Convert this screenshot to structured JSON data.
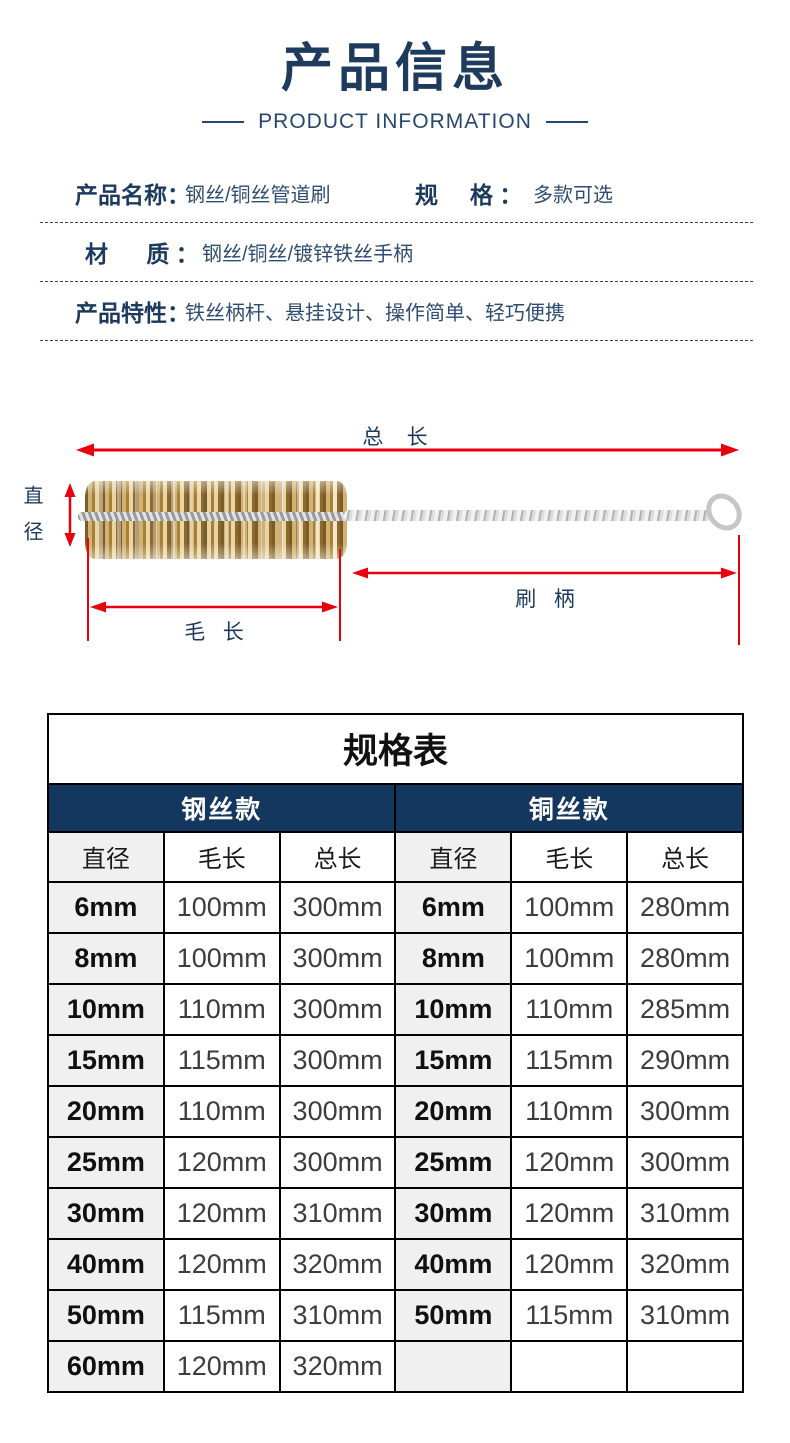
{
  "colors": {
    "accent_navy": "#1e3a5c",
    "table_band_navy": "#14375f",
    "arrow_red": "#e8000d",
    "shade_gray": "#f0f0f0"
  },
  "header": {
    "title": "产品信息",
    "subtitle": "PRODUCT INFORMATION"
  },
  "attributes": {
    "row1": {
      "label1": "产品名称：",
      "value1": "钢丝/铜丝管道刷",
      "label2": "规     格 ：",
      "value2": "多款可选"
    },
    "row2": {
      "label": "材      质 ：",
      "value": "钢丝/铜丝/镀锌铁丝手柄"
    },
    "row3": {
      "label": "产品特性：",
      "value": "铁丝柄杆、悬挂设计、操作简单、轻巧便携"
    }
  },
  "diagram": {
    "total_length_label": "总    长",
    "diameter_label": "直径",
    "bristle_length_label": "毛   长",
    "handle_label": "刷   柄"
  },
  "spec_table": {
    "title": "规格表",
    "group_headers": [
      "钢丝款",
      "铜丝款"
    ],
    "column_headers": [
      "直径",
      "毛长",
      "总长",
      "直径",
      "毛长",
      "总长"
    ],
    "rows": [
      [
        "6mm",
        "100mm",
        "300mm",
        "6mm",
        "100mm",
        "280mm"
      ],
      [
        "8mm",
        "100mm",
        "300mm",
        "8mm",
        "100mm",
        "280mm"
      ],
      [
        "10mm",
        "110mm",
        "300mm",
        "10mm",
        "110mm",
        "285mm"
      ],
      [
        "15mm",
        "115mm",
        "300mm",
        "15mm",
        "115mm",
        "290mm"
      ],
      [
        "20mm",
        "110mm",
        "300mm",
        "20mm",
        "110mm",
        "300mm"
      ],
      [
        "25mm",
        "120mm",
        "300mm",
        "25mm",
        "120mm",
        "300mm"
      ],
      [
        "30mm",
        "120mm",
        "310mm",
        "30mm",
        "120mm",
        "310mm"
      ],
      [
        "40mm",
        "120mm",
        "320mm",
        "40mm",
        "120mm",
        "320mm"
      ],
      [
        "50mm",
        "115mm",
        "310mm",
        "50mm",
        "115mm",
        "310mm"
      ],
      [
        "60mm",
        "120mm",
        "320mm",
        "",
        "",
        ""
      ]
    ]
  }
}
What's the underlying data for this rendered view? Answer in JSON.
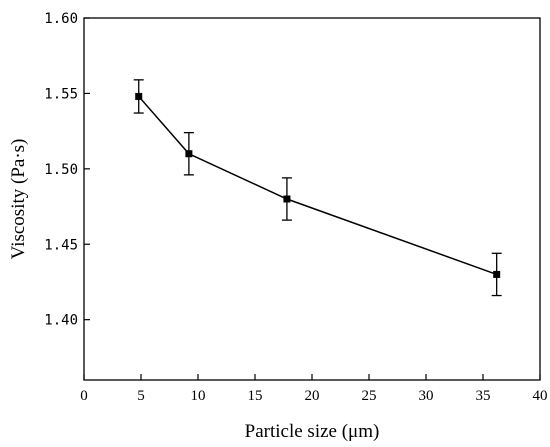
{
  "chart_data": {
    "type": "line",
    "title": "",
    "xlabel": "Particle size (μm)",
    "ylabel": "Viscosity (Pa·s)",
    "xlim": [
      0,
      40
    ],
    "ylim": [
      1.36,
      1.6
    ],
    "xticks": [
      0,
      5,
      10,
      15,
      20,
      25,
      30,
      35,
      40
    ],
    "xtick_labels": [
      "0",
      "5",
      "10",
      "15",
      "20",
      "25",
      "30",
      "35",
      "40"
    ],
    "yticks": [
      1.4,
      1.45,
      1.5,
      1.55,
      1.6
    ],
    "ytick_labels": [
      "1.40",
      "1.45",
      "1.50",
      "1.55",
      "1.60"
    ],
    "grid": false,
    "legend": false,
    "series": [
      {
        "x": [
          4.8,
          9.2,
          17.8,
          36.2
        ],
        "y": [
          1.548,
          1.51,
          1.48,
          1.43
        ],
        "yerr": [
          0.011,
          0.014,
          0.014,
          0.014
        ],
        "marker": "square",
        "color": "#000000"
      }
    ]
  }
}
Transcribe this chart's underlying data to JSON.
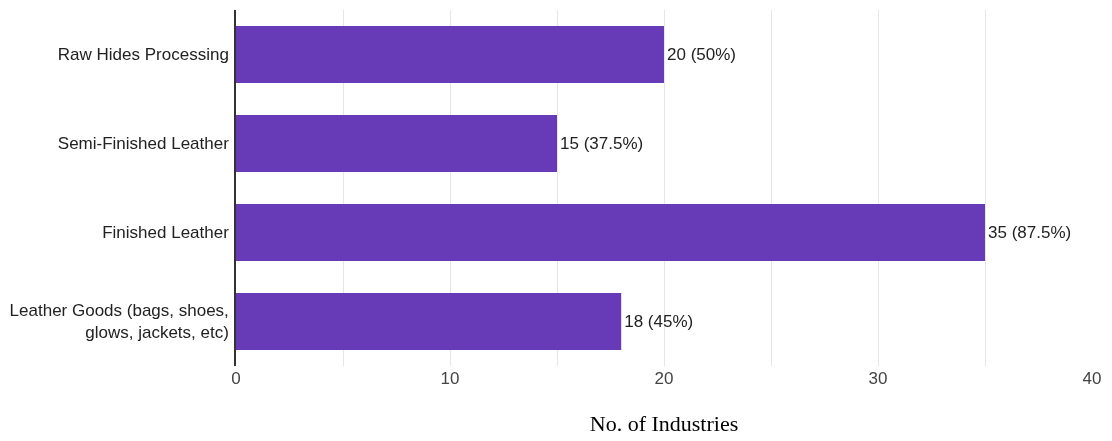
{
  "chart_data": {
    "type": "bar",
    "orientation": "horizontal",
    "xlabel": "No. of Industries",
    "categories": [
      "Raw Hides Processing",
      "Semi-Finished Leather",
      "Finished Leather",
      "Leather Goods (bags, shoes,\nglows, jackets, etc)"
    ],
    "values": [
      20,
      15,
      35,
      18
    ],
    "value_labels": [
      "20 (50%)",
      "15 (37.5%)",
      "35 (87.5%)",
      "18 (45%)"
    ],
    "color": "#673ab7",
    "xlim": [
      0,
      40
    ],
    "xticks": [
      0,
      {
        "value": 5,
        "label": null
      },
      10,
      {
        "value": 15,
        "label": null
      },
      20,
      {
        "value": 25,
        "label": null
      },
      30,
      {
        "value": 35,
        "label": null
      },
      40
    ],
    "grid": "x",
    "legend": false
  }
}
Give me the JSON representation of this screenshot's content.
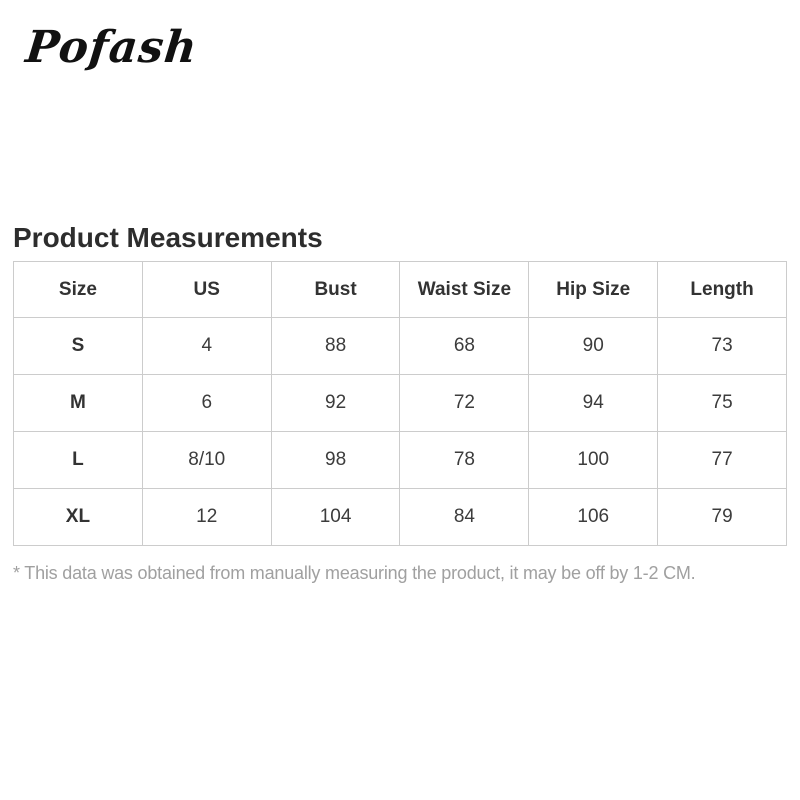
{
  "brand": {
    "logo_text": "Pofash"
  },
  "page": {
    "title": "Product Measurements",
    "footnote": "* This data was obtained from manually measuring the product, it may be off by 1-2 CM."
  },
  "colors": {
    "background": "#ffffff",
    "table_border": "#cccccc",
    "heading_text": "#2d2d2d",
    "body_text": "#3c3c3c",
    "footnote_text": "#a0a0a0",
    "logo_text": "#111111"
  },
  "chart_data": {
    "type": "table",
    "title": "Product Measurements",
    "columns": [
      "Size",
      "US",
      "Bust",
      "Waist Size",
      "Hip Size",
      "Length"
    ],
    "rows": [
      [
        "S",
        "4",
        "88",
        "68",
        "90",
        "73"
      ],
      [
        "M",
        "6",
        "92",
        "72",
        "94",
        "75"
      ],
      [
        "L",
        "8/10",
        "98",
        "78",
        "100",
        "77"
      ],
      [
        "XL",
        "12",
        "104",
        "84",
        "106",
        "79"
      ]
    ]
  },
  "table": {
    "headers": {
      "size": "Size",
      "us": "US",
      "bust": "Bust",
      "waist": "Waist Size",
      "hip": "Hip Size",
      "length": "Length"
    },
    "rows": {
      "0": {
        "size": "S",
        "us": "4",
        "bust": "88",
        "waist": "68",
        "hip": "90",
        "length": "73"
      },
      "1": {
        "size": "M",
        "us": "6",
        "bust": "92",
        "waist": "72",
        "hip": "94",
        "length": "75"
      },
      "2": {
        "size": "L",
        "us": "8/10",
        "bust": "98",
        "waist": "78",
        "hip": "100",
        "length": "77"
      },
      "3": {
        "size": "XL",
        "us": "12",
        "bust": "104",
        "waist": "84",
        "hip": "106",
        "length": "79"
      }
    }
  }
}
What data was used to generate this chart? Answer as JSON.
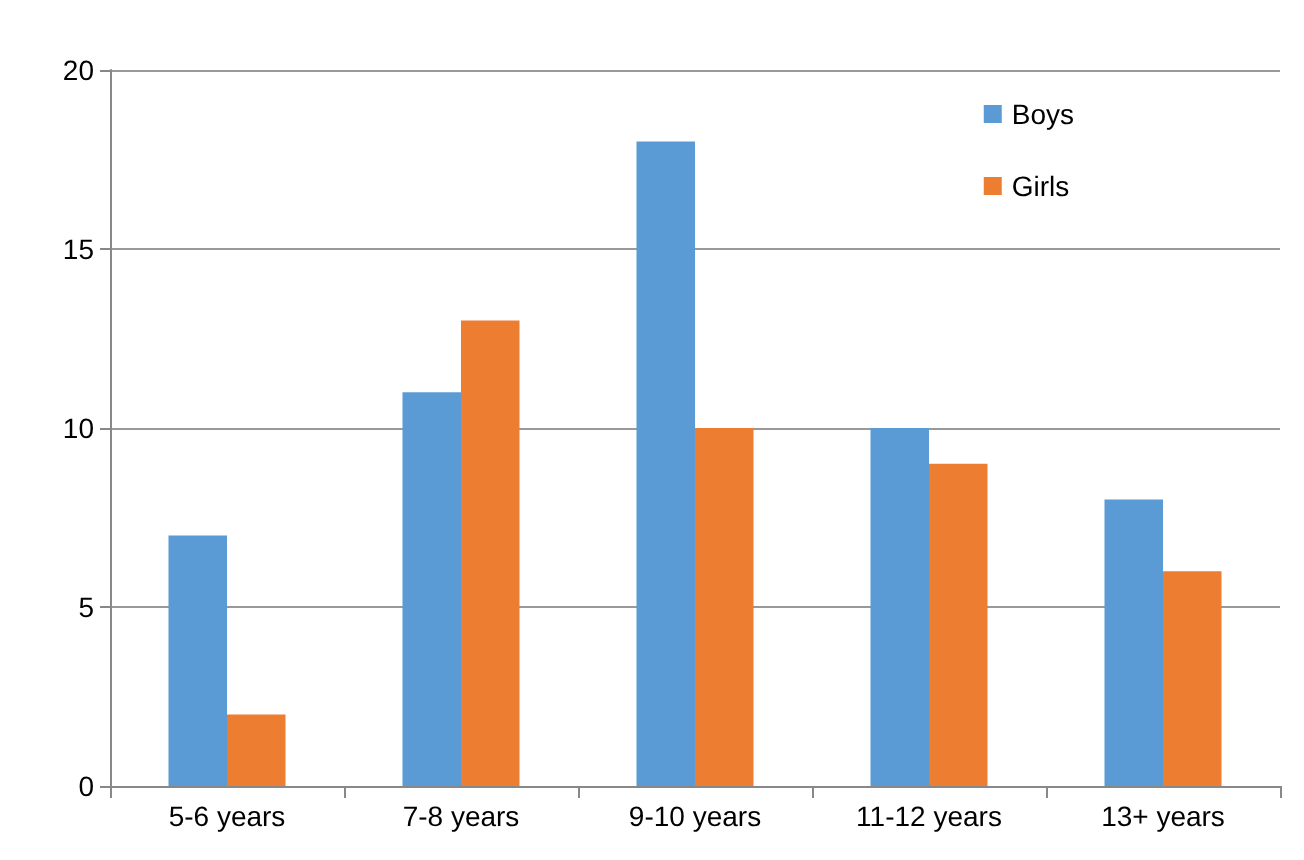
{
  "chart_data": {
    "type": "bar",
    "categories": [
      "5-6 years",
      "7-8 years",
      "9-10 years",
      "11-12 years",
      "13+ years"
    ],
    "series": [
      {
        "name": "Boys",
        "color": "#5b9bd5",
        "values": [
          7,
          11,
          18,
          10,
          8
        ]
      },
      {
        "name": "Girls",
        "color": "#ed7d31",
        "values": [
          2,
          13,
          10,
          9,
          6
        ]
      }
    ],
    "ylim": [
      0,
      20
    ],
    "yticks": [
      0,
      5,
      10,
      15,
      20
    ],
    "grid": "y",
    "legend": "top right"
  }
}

::::

Only lines with "underlying" are wanted here; list each of them.

What's the underlying data for this rendered view? Answer in JSON.
Transcribe this chart's underlying data to JSON.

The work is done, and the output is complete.